» **TASK BRIEF**
All lines featuring the string "Республики" are to be listed.

» **ENTRIES SUPPLIED**

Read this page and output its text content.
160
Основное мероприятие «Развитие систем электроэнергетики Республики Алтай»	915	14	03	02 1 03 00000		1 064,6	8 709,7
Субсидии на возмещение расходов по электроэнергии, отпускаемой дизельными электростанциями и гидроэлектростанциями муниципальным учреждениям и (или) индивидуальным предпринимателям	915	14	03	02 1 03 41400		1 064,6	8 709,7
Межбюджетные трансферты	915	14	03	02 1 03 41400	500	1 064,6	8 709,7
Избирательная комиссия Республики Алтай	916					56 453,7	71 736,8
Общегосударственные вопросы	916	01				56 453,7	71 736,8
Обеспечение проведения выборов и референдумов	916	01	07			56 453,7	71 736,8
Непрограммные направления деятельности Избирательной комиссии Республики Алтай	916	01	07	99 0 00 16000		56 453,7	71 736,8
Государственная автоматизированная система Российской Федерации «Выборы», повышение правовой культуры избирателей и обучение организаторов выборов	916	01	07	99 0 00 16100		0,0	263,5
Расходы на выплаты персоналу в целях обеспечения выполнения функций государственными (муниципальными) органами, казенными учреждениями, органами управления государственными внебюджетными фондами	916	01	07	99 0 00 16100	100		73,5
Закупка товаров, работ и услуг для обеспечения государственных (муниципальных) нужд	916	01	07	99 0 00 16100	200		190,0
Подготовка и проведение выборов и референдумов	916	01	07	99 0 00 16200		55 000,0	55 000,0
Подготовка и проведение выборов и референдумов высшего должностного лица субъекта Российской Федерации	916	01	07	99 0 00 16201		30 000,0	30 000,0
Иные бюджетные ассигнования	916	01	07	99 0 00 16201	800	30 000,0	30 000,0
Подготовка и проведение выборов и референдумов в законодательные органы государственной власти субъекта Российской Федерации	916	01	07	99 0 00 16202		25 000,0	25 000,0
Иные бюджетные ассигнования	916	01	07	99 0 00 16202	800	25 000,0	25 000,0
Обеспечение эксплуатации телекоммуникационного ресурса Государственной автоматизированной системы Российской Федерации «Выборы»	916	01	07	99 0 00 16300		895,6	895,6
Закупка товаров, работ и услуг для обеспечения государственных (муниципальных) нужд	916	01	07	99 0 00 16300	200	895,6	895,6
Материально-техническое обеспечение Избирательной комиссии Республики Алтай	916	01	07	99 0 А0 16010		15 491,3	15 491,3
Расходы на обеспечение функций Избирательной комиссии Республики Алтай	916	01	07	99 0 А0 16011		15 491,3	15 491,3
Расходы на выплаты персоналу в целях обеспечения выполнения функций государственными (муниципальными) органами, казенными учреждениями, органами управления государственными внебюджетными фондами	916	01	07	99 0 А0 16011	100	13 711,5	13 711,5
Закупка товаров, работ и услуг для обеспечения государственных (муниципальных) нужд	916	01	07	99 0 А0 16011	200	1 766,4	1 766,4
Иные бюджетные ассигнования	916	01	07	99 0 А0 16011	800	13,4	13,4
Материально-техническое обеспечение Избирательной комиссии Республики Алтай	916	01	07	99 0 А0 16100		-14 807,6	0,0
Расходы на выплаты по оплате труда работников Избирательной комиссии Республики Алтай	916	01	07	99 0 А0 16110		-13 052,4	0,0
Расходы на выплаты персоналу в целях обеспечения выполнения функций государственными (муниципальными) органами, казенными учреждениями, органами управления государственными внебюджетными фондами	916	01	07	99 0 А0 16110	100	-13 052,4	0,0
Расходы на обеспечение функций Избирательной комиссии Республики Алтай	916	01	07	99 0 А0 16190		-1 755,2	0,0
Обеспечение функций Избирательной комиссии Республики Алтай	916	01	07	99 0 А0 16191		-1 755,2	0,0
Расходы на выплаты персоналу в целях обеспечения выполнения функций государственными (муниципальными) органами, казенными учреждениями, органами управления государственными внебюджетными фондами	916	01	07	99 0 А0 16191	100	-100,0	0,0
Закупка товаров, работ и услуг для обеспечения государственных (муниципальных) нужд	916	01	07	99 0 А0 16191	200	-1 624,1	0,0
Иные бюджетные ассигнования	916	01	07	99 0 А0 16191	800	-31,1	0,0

» **ANSWER TO THE TASK**
Основное мероприятие «Развитие систем электроэнергетики Республики Алтай»	915	14	03	02 1 03 00000		1 064,6	8 709,7
Избирательная комиссия Республики Алтай	916					56 453,7	71 736,8
Непрограммные направления деятельности Избирательной комиссии Республики Алтай	916	01	07	99 0 00 16000		56 453,7	71 736,8
Материально-техническое обеспечение Избирательной комиссии Республики Алтай	916	01	07	99 0 А0 16010		15 491,3	15 491,3
Расходы на обеспечение функций Избирательной комиссии Республики Алтай	916	01	07	99 0 А0 16011		15 491,3	15 491,3
Материально-техническое обеспечение Избирательной комиссии Республики Алтай	916	01	07	99 0 А0 16100		-14 807,6	0,0
Расходы на выплаты по оплате труда работников Избирательной комиссии Республики Алтай	916	01	07	99 0 А0 16110		-13 052,4	0,0
Расходы на обеспечение функций Избирательной комиссии Республики Алтай	916	01	07	99 0 А0 16190		-1 755,2	0,0
Обеспечение функций Избирательной комиссии Республики Алтай	916	01	07	99 0 А0 16191		-1 755,2	0,0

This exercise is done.